─── Material shown ───
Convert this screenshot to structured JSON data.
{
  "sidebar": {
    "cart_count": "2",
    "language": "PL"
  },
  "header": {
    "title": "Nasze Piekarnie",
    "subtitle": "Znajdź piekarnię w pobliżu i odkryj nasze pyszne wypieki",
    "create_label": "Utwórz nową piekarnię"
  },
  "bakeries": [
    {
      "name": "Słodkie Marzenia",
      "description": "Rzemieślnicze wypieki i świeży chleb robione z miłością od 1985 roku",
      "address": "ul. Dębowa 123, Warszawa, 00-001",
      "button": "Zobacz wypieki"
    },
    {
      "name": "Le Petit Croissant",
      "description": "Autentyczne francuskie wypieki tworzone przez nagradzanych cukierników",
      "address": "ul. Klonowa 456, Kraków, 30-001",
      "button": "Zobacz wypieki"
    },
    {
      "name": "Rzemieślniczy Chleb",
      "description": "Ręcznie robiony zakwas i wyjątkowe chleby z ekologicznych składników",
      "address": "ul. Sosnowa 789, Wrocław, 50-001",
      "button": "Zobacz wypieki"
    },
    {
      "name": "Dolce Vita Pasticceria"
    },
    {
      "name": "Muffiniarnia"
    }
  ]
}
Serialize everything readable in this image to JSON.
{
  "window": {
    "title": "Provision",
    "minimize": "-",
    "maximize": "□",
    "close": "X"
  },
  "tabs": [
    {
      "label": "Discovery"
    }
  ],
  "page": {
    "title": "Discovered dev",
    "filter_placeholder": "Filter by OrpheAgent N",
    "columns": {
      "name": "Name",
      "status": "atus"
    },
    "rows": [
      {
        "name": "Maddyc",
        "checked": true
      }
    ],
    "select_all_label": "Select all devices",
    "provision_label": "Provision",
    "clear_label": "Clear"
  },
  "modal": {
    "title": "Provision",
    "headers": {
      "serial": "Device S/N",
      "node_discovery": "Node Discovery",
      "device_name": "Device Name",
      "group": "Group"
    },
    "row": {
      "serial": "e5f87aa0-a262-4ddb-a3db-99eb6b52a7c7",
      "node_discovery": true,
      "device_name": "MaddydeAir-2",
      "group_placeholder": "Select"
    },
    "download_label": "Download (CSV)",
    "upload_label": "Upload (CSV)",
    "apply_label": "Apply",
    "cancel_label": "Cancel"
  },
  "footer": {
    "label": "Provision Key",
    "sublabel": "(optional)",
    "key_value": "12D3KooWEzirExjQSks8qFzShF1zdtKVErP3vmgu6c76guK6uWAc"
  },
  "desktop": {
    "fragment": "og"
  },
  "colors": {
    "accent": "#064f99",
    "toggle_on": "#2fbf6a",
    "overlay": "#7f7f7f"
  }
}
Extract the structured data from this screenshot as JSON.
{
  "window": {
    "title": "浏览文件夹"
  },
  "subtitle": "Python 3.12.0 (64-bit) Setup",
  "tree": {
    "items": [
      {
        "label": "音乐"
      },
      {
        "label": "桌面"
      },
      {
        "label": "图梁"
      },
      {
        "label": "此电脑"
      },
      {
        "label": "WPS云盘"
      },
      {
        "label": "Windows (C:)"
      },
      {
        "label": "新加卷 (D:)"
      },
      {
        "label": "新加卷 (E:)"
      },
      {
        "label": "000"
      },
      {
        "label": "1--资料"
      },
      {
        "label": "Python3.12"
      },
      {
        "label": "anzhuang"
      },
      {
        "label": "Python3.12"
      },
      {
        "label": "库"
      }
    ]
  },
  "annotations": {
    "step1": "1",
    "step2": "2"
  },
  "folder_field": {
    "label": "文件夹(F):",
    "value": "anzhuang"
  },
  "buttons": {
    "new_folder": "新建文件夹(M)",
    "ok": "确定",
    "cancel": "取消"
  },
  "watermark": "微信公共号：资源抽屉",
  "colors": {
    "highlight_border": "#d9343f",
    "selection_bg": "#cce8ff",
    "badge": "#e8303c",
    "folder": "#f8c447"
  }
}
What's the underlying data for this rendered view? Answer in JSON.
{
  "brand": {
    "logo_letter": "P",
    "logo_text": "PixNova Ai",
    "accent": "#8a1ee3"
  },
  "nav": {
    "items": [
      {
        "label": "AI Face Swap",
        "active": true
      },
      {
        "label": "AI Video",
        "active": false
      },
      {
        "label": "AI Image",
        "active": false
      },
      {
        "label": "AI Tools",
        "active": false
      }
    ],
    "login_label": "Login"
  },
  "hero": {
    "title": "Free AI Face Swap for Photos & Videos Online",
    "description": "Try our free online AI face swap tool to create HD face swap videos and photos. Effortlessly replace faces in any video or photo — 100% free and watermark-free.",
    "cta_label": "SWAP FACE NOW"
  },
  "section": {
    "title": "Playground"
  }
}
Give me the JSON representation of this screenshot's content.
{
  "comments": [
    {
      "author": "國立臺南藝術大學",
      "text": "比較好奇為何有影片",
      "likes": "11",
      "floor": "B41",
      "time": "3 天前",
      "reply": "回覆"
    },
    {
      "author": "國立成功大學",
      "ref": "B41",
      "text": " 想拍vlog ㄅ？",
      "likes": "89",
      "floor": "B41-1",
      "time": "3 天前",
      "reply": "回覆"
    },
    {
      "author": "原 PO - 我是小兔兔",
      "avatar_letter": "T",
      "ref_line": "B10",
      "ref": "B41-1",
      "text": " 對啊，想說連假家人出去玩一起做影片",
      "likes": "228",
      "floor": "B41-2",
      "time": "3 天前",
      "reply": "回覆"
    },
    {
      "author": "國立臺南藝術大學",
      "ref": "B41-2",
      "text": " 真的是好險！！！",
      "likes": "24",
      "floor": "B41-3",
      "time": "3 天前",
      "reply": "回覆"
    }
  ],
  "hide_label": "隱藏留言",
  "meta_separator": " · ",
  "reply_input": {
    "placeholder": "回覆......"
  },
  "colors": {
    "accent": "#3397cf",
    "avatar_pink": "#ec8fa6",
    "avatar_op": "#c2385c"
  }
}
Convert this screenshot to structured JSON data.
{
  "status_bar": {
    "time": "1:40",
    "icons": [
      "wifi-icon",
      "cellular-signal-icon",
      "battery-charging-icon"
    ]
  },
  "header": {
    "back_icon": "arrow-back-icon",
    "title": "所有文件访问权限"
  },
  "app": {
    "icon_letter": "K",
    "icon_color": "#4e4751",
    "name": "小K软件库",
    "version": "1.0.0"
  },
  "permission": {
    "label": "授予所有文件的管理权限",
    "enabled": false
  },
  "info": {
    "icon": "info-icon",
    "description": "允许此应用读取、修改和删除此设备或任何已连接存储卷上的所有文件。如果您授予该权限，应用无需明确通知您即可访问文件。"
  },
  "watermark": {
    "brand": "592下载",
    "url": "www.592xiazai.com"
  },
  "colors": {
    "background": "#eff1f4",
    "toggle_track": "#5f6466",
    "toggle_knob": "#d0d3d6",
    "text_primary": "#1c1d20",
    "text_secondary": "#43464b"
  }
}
───
What is being asked
Print again each line of the listing above, exactly as it appears.

Answer to the task
Convert this screenshot to structured JSON data.
{
  "sidebar": {
    "cart_count": "2",
    "language": "PL"
  },
  "header": {
    "title": "Nasze Piekarnie",
    "subtitle": "Znajdź piekarnię w pobliżu i odkryj nasze pyszne wypieki",
    "create_label": "Utwórz nową piekarnię"
  },
  "bakeries": [
    {
      "name": "Słodkie Marzenia",
      "description": "Rzemieślnicze wypieki i świeży chleb robione z miłością od 1985 roku",
      "address": "ul. Dębowa 123, Warszawa, 00-001",
      "button": "Zobacz wypieki"
    },
    {
      "name": "Le Petit Croissant",
      "description": "Autentyczne francuskie wypieki tworzone przez nagradzanych cukierników",
      "address": "ul. Klonowa 456, Kraków, 30-001",
      "button": "Zobacz wypieki"
    },
    {
      "name": "Rzemieślniczy Chleb",
      "description": "Ręcznie robiony zakwas i wyjątkowe chleby z ekologicznych składników",
      "address": "ul. Sosnowa 789, Wrocław, 50-001",
      "button": "Zobacz wypieki"
    },
    {
      "name": "Dolce Vita Pasticceria"
    },
    {
      "name": "Muffiniarnia"
    }
  ]
}
Serialize everything readable in this image to JSON.
{
  "window": {
    "title": "Provision",
    "minimize": "-",
    "maximize": "□",
    "close": "X"
  },
  "tabs": [
    {
      "label": "Discovery"
    }
  ],
  "page": {
    "title": "Discovered dev",
    "filter_placeholder": "Filter by OrpheAgent N",
    "columns": {
      "name": "Name",
      "status": "atus"
    },
    "rows": [
      {
        "name": "Maddyc",
        "checked": true
      }
    ],
    "select_all_label": "Select all devices",
    "provision_label": "Provision",
    "clear_label": "Clear"
  },
  "modal": {
    "title": "Provision",
    "headers": {
      "serial": "Device S/N",
      "node_discovery": "Node Discovery",
      "device_name": "Device Name",
      "group": "Group"
    },
    "row": {
      "serial": "e5f87aa0-a262-4ddb-a3db-99eb6b52a7c7",
      "node_discovery": true,
      "device_name": "MaddydeAir-2",
      "group_placeholder": "Select"
    },
    "download_label": "Download (CSV)",
    "upload_label": "Upload (CSV)",
    "apply_label": "Apply",
    "cancel_label": "Cancel"
  },
  "footer": {
    "label": "Provision Key",
    "sublabel": "(optional)",
    "key_value": "12D3KooWEzirExjQSks8qFzShF1zdtKVErP3vmgu6c76guK6uWAc"
  },
  "desktop": {
    "fragment": "og"
  },
  "colors": {
    "accent": "#064f99",
    "toggle_on": "#2fbf6a",
    "overlay": "#7f7f7f"
  }
}
Extract the structured data from this screenshot as JSON.
{
  "window": {
    "title": "浏览文件夹"
  },
  "subtitle": "Python 3.12.0 (64-bit) Setup",
  "tree": {
    "items": [
      {
        "label": "音乐"
      },
      {
        "label": "桌面"
      },
      {
        "label": "图梁"
      },
      {
        "label": "此电脑"
      },
      {
        "label": "WPS云盘"
      },
      {
        "label": "Windows (C:)"
      },
      {
        "label": "新加卷 (D:)"
      },
      {
        "label": "新加卷 (E:)"
      },
      {
        "label": "000"
      },
      {
        "label": "1--资料"
      },
      {
        "label": "Python3.12"
      },
      {
        "label": "anzhuang"
      },
      {
        "label": "Python3.12"
      },
      {
        "label": "库"
      }
    ]
  },
  "annotations": {
    "step1": "1",
    "step2": "2"
  },
  "folder_field": {
    "label": "文件夹(F):",
    "value": "anzhuang"
  },
  "buttons": {
    "new_folder": "新建文件夹(M)",
    "ok": "确定",
    "cancel": "取消"
  },
  "watermark": "微信公共号：资源抽屉",
  "colors": {
    "highlight_border": "#d9343f",
    "selection_bg": "#cce8ff",
    "badge": "#e8303c",
    "folder": "#f8c447"
  }
}
What's the underlying data for this rendered view? Answer in JSON.
{
  "brand": {
    "logo_letter": "P",
    "logo_text": "PixNova Ai",
    "accent": "#8a1ee3"
  },
  "nav": {
    "items": [
      {
        "label": "AI Face Swap",
        "active": true
      },
      {
        "label": "AI Video",
        "active": false
      },
      {
        "label": "AI Image",
        "active": false
      },
      {
        "label": "AI Tools",
        "active": false
      }
    ],
    "login_label": "Login"
  },
  "hero": {
    "title": "Free AI Face Swap for Photos & Videos Online",
    "description": "Try our free online AI face swap tool to create HD face swap videos and photos. Effortlessly replace faces in any video or photo — 100% free and watermark-free.",
    "cta_label": "SWAP FACE NOW"
  },
  "section": {
    "title": "Playground"
  }
}
Give me the JSON representation of this screenshot's content.
{
  "comments": [
    {
      "author": "國立臺南藝術大學",
      "text": "比較好奇為何有影片",
      "likes": "11",
      "floor": "B41",
      "time": "3 天前",
      "reply": "回覆"
    },
    {
      "author": "國立成功大學",
      "ref": "B41",
      "text": " 想拍vlog ㄅ？",
      "likes": "89",
      "floor": "B41-1",
      "time": "3 天前",
      "reply": "回覆"
    },
    {
      "author": "原 PO - 我是小兔兔",
      "avatar_letter": "T",
      "ref_line": "B10",
      "ref": "B41-1",
      "text": " 對啊，想說連假家人出去玩一起做影片",
      "likes": "228",
      "floor": "B41-2",
      "time": "3 天前",
      "reply": "回覆"
    },
    {
      "author": "國立臺南藝術大學",
      "ref": "B41-2",
      "text": " 真的是好險！！！",
      "likes": "24",
      "floor": "B41-3",
      "time": "3 天前",
      "reply": "回覆"
    }
  ],
  "hide_label": "隱藏留言",
  "meta_separator": " · ",
  "reply_input": {
    "placeholder": "回覆......"
  },
  "colors": {
    "accent": "#3397cf",
    "avatar_pink": "#ec8fa6",
    "avatar_op": "#c2385c"
  }
}
Convert this screenshot to structured JSON data.
{
  "status_bar": {
    "time": "1:40",
    "icons": [
      "wifi-icon",
      "cellular-signal-icon",
      "battery-charging-icon"
    ]
  },
  "header": {
    "back_icon": "arrow-back-icon",
    "title": "所有文件访问权限"
  },
  "app": {
    "icon_letter": "K",
    "icon_color": "#4e4751",
    "name": "小K软件库",
    "version": "1.0.0"
  },
  "permission": {
    "label": "授予所有文件的管理权限",
    "enabled": false
  },
  "info": {
    "icon": "info-icon",
    "description": "允许此应用读取、修改和删除此设备或任何已连接存储卷上的所有文件。如果您授予该权限，应用无需明确通知您即可访问文件。"
  },
  "watermark": {
    "brand": "592下载",
    "url": "www.592xiazai.com"
  },
  "colors": {
    "background": "#eff1f4",
    "toggle_track": "#5f6466",
    "toggle_knob": "#d0d3d6",
    "text_primary": "#1c1d20",
    "text_secondary": "#43464b"
  }
}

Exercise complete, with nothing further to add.